* Written task
Reproduce every line in the listing that contains the word "kutijom".

* Records supplied
________

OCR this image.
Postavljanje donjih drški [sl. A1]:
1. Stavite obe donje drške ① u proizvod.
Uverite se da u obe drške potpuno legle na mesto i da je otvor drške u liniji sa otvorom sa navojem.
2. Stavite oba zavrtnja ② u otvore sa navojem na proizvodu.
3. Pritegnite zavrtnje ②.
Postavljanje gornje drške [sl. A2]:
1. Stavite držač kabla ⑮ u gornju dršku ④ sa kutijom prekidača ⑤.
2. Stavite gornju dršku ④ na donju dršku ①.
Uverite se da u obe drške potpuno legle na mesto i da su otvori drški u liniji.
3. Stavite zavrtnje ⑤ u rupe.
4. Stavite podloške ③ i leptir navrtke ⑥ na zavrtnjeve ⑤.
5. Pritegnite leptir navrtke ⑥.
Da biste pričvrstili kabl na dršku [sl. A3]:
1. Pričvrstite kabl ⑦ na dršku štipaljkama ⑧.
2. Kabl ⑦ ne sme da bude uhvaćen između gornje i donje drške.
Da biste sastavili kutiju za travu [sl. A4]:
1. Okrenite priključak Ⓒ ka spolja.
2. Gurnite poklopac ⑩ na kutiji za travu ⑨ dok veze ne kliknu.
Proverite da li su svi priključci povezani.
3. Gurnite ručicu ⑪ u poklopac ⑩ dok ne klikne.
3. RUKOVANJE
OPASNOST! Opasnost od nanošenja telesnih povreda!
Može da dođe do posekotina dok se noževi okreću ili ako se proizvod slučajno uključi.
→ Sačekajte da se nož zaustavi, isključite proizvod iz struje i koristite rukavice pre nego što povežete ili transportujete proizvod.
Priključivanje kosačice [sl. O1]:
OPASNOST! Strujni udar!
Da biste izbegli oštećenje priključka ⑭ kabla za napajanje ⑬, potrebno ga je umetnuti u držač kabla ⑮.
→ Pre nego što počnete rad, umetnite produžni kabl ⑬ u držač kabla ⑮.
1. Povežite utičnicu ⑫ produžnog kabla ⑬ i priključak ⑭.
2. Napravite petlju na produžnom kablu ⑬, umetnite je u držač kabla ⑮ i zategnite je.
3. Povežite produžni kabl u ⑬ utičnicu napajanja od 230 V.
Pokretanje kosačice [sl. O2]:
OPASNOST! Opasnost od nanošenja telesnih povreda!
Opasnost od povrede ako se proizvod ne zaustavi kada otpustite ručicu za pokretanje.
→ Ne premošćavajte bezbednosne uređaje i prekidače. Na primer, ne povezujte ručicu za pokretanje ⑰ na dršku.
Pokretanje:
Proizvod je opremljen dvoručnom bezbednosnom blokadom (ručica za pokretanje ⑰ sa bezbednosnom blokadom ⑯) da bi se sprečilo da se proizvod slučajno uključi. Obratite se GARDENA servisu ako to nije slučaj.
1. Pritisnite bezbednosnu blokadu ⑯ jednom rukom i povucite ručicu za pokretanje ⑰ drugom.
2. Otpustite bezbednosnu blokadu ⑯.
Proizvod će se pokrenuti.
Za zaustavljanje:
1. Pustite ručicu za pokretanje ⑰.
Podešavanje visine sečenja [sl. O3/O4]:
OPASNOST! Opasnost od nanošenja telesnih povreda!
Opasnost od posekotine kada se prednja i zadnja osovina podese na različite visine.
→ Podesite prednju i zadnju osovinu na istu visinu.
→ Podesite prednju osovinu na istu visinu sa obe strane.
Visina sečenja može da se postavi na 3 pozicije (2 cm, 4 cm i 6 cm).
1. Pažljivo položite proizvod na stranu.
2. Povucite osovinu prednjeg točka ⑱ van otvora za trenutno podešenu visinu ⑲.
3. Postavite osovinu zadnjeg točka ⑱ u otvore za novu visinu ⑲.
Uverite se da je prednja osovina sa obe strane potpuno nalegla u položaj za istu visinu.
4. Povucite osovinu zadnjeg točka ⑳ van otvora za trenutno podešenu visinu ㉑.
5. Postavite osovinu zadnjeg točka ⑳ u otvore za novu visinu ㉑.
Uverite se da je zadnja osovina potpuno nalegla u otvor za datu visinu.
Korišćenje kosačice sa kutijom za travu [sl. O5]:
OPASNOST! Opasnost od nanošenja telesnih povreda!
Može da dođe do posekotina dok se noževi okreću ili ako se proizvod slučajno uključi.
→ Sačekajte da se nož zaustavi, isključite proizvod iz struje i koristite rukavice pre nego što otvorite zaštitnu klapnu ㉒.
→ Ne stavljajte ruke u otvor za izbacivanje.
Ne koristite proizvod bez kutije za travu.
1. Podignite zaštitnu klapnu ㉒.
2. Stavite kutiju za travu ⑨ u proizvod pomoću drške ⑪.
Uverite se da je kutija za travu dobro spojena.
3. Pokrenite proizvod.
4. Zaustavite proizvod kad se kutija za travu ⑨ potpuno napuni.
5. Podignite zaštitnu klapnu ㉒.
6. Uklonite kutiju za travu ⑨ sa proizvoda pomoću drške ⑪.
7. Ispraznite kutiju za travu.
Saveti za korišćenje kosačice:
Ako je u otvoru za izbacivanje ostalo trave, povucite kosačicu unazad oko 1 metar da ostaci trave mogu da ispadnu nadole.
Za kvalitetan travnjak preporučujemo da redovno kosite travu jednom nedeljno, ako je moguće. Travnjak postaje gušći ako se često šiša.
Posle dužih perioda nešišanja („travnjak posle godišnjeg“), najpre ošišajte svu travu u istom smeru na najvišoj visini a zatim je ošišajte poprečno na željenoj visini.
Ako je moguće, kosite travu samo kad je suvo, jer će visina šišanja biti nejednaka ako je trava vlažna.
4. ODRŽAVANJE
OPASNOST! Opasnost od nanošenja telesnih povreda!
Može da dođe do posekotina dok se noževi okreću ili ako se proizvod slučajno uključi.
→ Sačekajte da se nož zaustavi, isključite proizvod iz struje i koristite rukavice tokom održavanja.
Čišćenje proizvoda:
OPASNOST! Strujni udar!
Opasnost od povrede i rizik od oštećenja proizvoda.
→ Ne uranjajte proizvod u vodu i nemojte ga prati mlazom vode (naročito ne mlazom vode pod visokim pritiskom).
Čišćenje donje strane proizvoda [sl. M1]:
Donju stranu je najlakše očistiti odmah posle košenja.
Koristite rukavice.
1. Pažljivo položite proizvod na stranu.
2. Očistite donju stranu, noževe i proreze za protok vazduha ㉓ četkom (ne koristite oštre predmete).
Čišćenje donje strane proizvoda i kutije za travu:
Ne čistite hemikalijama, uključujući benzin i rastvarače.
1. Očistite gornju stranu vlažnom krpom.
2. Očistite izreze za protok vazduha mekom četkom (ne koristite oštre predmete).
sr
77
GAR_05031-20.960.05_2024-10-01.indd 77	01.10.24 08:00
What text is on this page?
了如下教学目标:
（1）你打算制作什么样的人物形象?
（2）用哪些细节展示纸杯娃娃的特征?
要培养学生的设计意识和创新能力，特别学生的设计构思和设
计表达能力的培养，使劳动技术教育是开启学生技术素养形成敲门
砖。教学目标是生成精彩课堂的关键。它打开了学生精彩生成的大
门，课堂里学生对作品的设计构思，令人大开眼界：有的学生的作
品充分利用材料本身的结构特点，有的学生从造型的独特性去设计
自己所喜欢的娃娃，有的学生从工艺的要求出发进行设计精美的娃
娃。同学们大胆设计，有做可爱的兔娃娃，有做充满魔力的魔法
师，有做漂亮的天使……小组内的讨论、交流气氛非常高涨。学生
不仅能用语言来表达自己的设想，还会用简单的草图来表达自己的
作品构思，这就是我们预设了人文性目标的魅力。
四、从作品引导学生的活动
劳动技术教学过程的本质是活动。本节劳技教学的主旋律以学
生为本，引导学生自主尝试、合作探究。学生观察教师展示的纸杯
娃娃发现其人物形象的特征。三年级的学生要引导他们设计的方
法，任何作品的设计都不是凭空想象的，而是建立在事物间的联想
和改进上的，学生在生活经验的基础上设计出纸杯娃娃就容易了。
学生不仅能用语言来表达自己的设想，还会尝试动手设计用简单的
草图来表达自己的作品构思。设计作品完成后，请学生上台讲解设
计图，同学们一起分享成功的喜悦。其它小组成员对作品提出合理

________

* Written solution
1. Stavite držač kabla ⑮ u gornju dršku ④ sa kutijom prekidača ⑤.
Korišćenje kosačice sa kutijom za travu [sl. O5]:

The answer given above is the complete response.